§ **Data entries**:

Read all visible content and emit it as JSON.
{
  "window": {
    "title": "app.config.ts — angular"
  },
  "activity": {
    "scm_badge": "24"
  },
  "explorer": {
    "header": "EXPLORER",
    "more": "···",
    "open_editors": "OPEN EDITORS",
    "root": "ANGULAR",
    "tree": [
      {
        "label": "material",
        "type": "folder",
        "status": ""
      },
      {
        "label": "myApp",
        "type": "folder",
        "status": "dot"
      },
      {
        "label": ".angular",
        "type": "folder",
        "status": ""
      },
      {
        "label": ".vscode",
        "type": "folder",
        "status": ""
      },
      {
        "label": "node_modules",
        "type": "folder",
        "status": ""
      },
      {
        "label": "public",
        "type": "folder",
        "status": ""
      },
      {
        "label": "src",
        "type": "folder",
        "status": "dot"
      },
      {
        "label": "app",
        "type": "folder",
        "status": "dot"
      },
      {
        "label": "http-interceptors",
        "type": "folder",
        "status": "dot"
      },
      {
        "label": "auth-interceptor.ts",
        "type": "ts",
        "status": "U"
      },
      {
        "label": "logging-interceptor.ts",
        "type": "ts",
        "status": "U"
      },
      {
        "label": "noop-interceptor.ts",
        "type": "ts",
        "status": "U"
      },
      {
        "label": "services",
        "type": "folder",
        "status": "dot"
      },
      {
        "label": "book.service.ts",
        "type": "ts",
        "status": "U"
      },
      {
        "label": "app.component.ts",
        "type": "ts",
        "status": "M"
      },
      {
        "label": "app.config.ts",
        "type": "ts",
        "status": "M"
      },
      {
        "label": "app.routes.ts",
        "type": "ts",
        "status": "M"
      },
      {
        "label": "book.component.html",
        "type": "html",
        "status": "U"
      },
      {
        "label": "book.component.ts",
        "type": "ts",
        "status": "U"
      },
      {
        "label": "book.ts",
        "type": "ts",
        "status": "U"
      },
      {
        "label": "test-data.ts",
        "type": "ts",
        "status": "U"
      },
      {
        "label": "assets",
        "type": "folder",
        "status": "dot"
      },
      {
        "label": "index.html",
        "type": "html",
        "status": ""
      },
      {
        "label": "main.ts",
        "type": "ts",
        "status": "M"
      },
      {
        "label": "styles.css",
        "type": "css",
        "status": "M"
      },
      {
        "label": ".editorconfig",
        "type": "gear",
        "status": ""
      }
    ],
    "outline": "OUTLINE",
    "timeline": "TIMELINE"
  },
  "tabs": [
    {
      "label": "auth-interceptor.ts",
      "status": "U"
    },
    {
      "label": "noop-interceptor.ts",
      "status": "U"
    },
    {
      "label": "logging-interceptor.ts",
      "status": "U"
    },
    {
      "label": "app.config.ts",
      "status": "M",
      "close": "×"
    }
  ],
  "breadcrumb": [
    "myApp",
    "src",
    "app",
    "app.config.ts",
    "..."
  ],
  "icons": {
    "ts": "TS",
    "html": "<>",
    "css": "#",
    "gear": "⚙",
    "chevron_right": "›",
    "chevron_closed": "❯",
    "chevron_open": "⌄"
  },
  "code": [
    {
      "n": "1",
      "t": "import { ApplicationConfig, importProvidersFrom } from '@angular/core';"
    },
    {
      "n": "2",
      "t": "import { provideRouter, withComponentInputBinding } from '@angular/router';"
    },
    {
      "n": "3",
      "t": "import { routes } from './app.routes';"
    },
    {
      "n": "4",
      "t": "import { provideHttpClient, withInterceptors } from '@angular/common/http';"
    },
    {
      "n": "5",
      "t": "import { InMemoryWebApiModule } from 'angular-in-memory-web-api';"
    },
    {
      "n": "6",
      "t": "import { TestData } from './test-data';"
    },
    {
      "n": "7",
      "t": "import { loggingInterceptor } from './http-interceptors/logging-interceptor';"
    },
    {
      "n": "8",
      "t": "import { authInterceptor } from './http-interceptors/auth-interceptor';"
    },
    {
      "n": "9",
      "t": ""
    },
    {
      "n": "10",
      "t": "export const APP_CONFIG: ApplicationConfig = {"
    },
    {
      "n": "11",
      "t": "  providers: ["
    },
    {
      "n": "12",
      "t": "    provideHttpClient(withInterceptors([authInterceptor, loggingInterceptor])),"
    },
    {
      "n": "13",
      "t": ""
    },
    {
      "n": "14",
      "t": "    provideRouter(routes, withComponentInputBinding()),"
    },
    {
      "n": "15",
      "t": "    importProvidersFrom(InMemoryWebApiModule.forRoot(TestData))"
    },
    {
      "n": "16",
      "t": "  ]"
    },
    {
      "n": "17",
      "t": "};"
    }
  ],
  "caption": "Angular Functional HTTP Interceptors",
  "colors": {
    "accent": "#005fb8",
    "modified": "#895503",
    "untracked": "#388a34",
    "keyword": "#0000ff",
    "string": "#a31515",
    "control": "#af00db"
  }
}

§ **Your objective**: Wherever a line in the data above holds "authInterceptor", copy that line.

§ **Full response**:
      "t": "import { authInterceptor } from './http-interceptors/auth-interceptor';"
      "t": "    provideHttpClient(withInterceptors([authInterceptor, loggingInterceptor])),"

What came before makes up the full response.